(Dataset entries on figures)

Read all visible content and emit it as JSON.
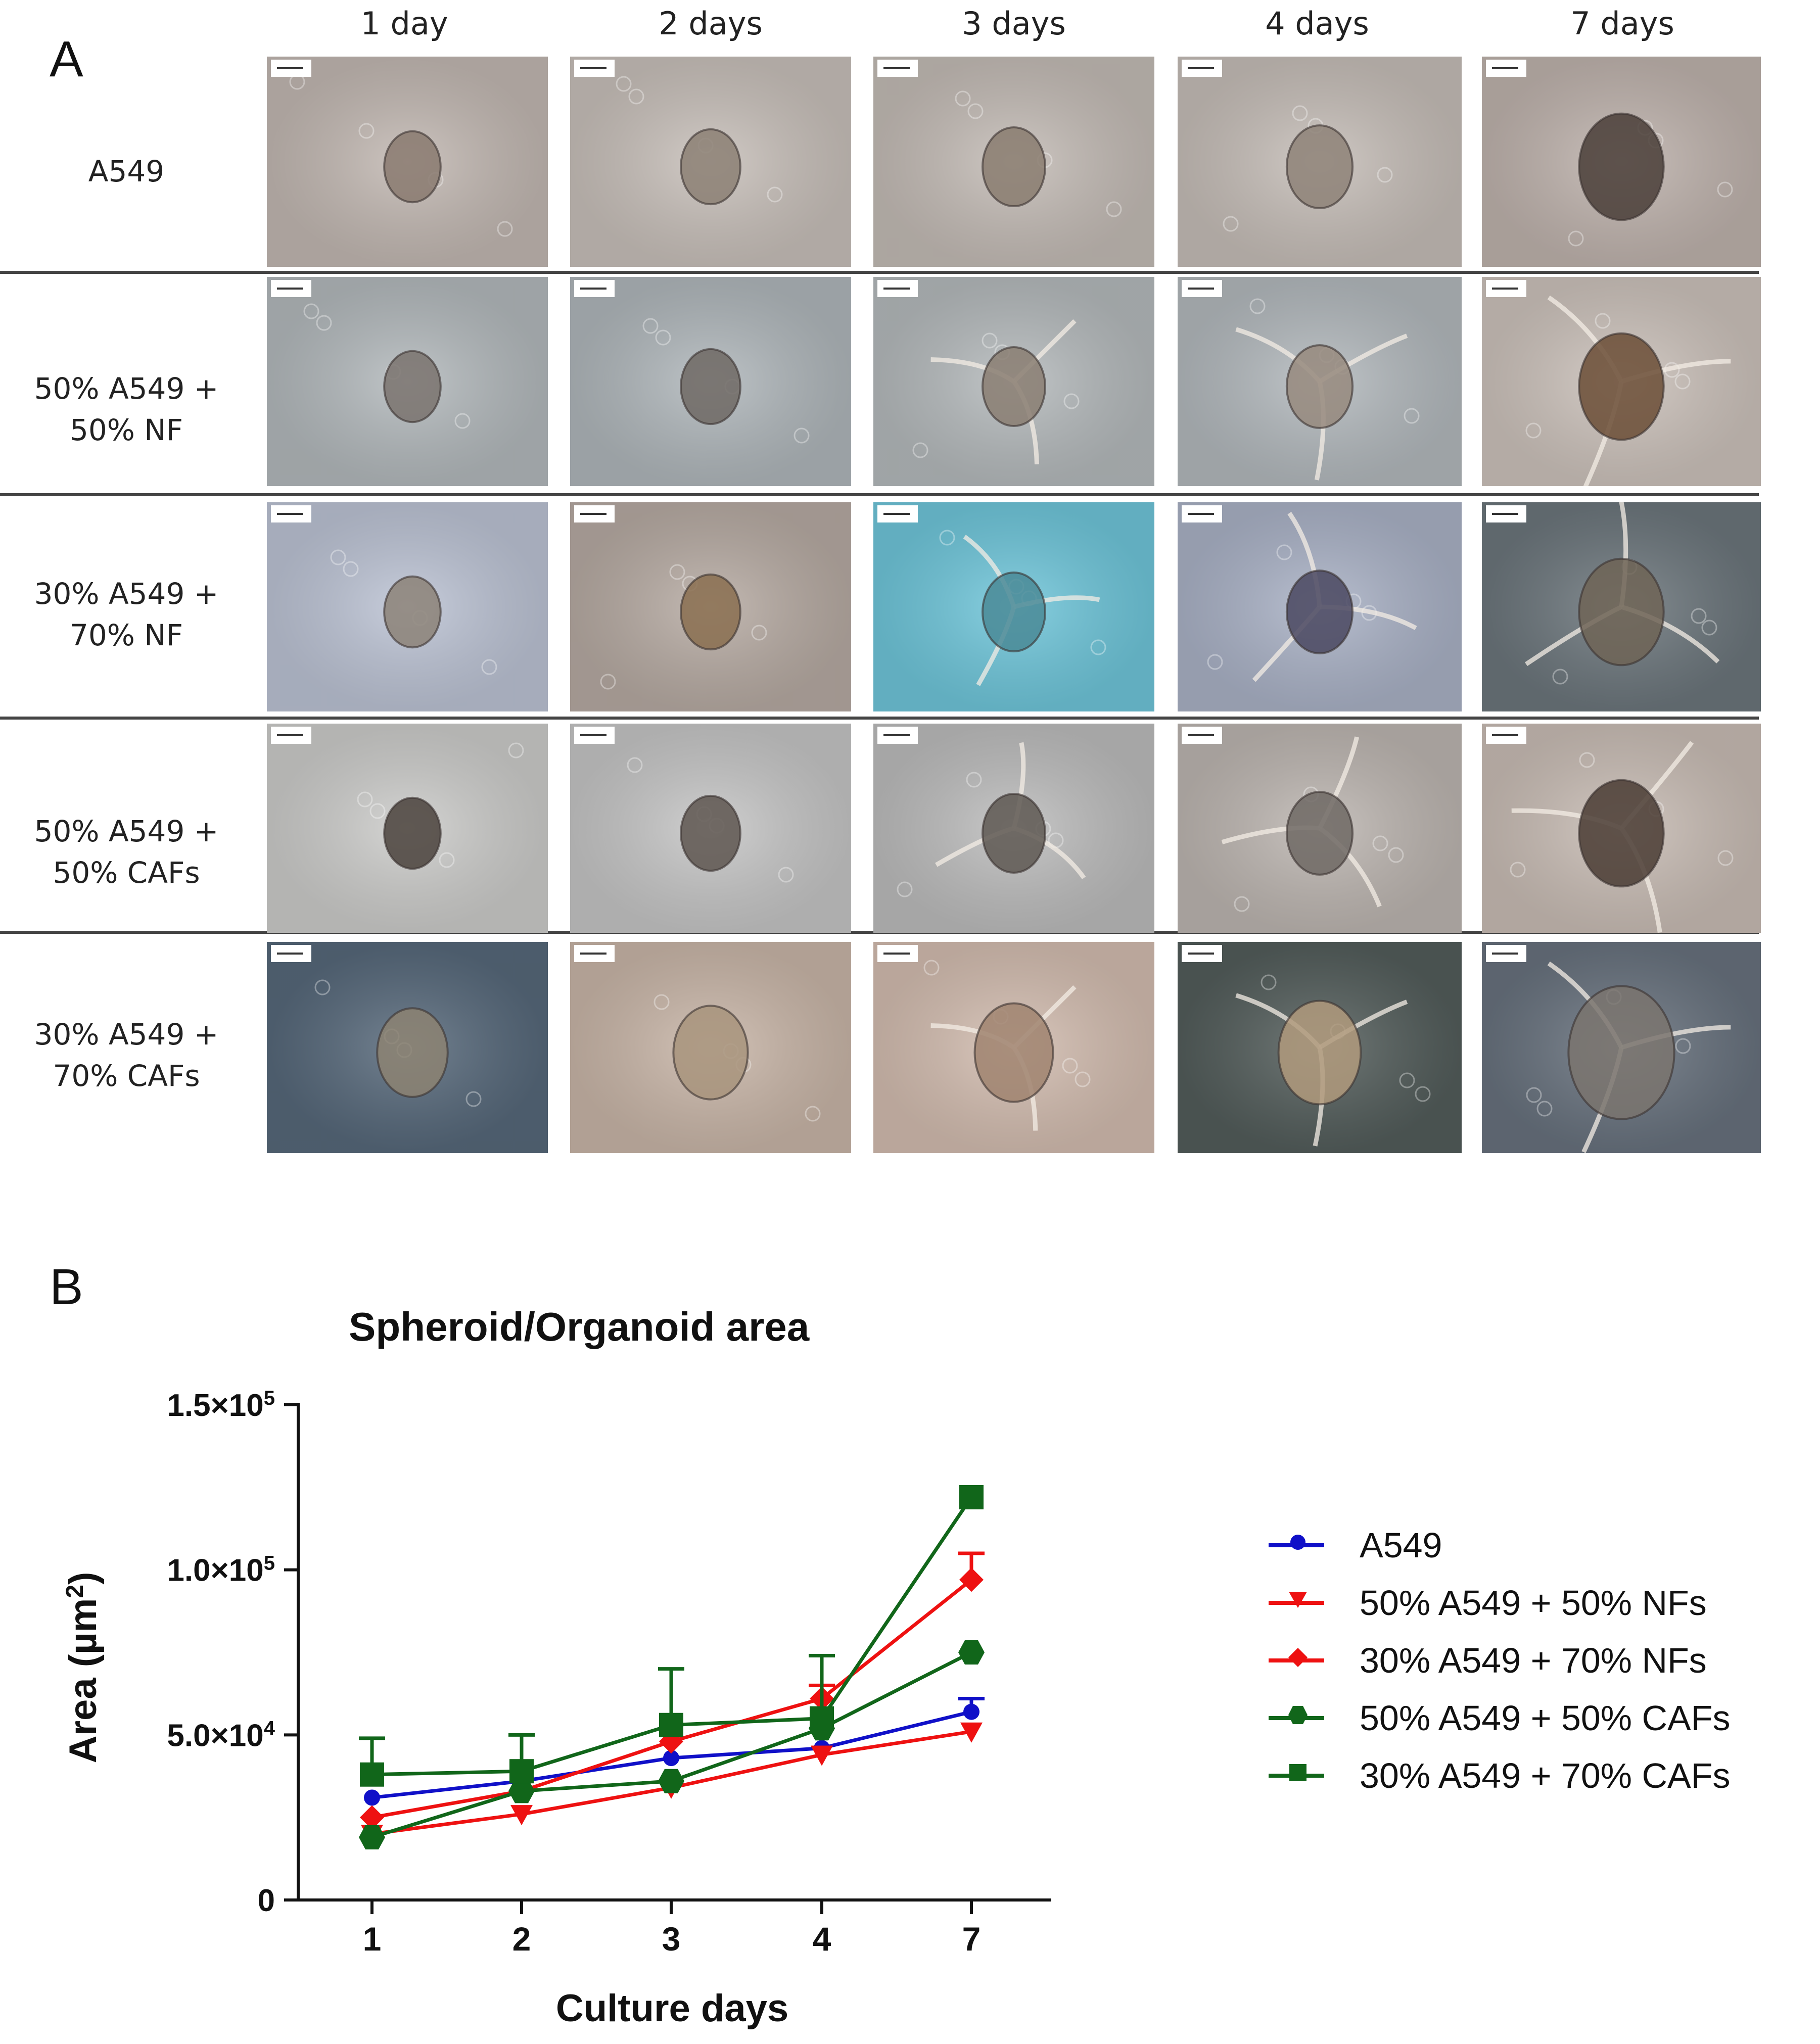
{
  "panel_a": {
    "letter": "A",
    "columns": [
      "1 day",
      "2 days",
      "3 days",
      "4 days",
      "7 days"
    ],
    "rows": [
      {
        "lines": [
          "A549"
        ]
      },
      {
        "lines": [
          "50% A549 +",
          "50% NF"
        ]
      },
      {
        "lines": [
          "30% A549 +",
          "70% NF"
        ]
      },
      {
        "lines": [
          "50% A549 +",
          "50% CAFs"
        ]
      },
      {
        "lines": [
          "30% A549 +",
          "70% CAFs"
        ]
      }
    ],
    "background_colors": [
      [
        "#c2b8b2",
        "#c8c0ba",
        "#c4bcb6",
        "#c6beb8",
        "#bfb3ad"
      ],
      [
        "#b3b9bc",
        "#b0b7bb",
        "#b5babc",
        "#b3b9bd",
        "#ccc2bb"
      ],
      [
        "#bcc3d4",
        "#b7aba3",
        "#6fc6da",
        "#aab2c6",
        "#6c767c"
      ],
      [
        "#ccccca",
        "#c6c6c6",
        "#bdbdbd",
        "#bdb6b1",
        "#c9bdb5"
      ],
      [
        "#56687a",
        "#c9b6a8",
        "#d3bdb0",
        "#535d5b",
        "#68727e"
      ]
    ],
    "spheroid_colors": [
      [
        "#8a7a70",
        "#8c8074",
        "#8a7c70",
        "#8e8278",
        "#4a3e38"
      ],
      [
        "#7a736e",
        "#6e6864",
        "#8a7e72",
        "#968a7e",
        "#6b4e36"
      ],
      [
        "#8c8278",
        "#8a6e50",
        "#4a8a96",
        "#4a4860",
        "#6e6456"
      ],
      [
        "#4a423c",
        "#5e5650",
        "#5e5852",
        "#6e6864",
        "#4a3c34"
      ],
      [
        "#8c8272",
        "#a8947c",
        "#a08470",
        "#b09a7c",
        "#7a746e"
      ]
    ]
  },
  "panel_b": {
    "letter": "B"
  },
  "chart_data": {
    "type": "line",
    "title": "Spheroid/Organoid area",
    "xlabel": "Culture days",
    "ylabel": "Area (µm",
    "ylabel_sup": "2",
    "ylabel_end": ")",
    "categories": [
      "1",
      "2",
      "3",
      "4",
      "7"
    ],
    "ylim": [
      0,
      150000
    ],
    "y_ticks": [
      {
        "value": 0,
        "label": "0"
      },
      {
        "value": 50000,
        "label": "5.0×10",
        "exp": "4"
      },
      {
        "value": 100000,
        "label": "1.0×10",
        "exp": "5"
      },
      {
        "value": 150000,
        "label": "1.5×10",
        "exp": "5"
      }
    ],
    "series": [
      {
        "name": "A549",
        "color": "#1010c8",
        "marker": "circle-small",
        "values": [
          31000,
          36000,
          43000,
          46000,
          57000
        ],
        "errors": [
          0,
          0,
          0,
          0,
          4000
        ]
      },
      {
        "name": "50% A549 + 50% NFs",
        "color": "#ee1111",
        "marker": "triangle-down",
        "values": [
          20000,
          26000,
          34000,
          44000,
          51000
        ],
        "errors": [
          0,
          0,
          0,
          0,
          0
        ]
      },
      {
        "name": "30% A549 + 70% NFs",
        "color": "#ee1111",
        "marker": "diamond",
        "values": [
          25000,
          33000,
          48000,
          61000,
          97000
        ],
        "errors": [
          0,
          0,
          0,
          4000,
          8000
        ]
      },
      {
        "name": "50% A549 + 50% CAFs",
        "color": "#11661a",
        "marker": "hexagon",
        "values": [
          19000,
          33000,
          36000,
          52000,
          75000
        ],
        "errors": [
          0,
          0,
          0,
          0,
          0
        ]
      },
      {
        "name": "30% A549 + 70% CAFs",
        "color": "#11661a",
        "marker": "square",
        "values": [
          38000,
          39000,
          53000,
          55000,
          122000
        ],
        "errors": [
          11000,
          11000,
          17000,
          19000,
          0
        ]
      }
    ]
  }
}
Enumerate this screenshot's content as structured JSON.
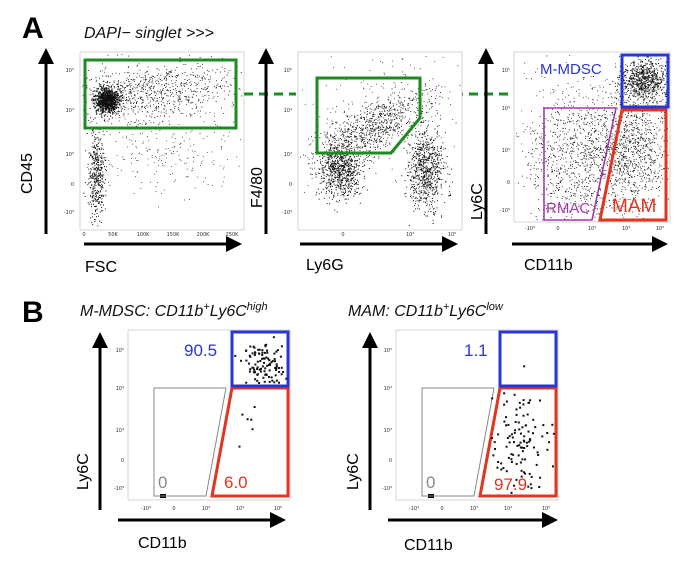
{
  "panel_a": {
    "letter": "A",
    "title": "DAPI− singlet >>>",
    "plots": [
      {
        "ylabel": "CD45",
        "xlabel": "FSC",
        "xticks": [
          "0",
          "50K",
          "100K",
          "150K",
          "200K",
          "250K"
        ],
        "yticks": [
          "10⁵",
          "10⁴",
          "10³",
          "0",
          "-10³"
        ]
      },
      {
        "ylabel": "F4/80",
        "xlabel": "Ly6G",
        "xticks": [
          "0",
          "10⁴",
          "10⁵"
        ],
        "yticks": [
          "10⁵",
          "10⁴",
          "10³",
          "0",
          "-10³"
        ]
      },
      {
        "ylabel": "Ly6C",
        "xlabel": "CD11b",
        "xticks": [
          "-10³",
          "0",
          "10³",
          "10⁴",
          "10⁵"
        ],
        "yticks": [
          "10⁵",
          "10⁴",
          "10³",
          "0",
          "-10³"
        ],
        "gate_labels": {
          "mmdsc": "M-MDSC",
          "rmac": "RMAC",
          "mam": "MAM"
        }
      }
    ]
  },
  "panel_b": {
    "letter": "B",
    "plots": [
      {
        "title_prefix": "M-MDSC: CD11b",
        "title_sup1": "+",
        "title_mid": "Ly6C",
        "title_sup2": "high",
        "ylabel": "Ly6C",
        "xlabel": "CD11b",
        "xticks": [
          "-10³",
          "0",
          "10³",
          "10⁴",
          "10⁵"
        ],
        "yticks": [
          "10⁵",
          "10⁴",
          "10³",
          "0",
          "-10³"
        ],
        "pct_blue": "90.5",
        "pct_gray": "0",
        "pct_red": "6.0"
      },
      {
        "title_prefix": "MAM: CD11b",
        "title_sup1": "+",
        "title_mid": "Ly6C",
        "title_sup2": "low",
        "ylabel": "Ly6C",
        "xlabel": "CD11b",
        "xticks": [
          "-10³",
          "0",
          "10³",
          "10⁴",
          "10⁵"
        ],
        "yticks": [
          "10⁵",
          "10⁴",
          "10³",
          "0",
          "-10³"
        ],
        "pct_blue": "1.1",
        "pct_gray": "0",
        "pct_red": "97.9"
      }
    ]
  },
  "colors": {
    "green": "#1e8a22",
    "blue": "#2a35d8",
    "red": "#e3341f",
    "purple": "#a23aa8",
    "gray": "#8a8a8a"
  }
}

Stated problem ▸ Using the records above, say how many lines include the string "marker". Only the number is wanted.

Exercise result ▸ 5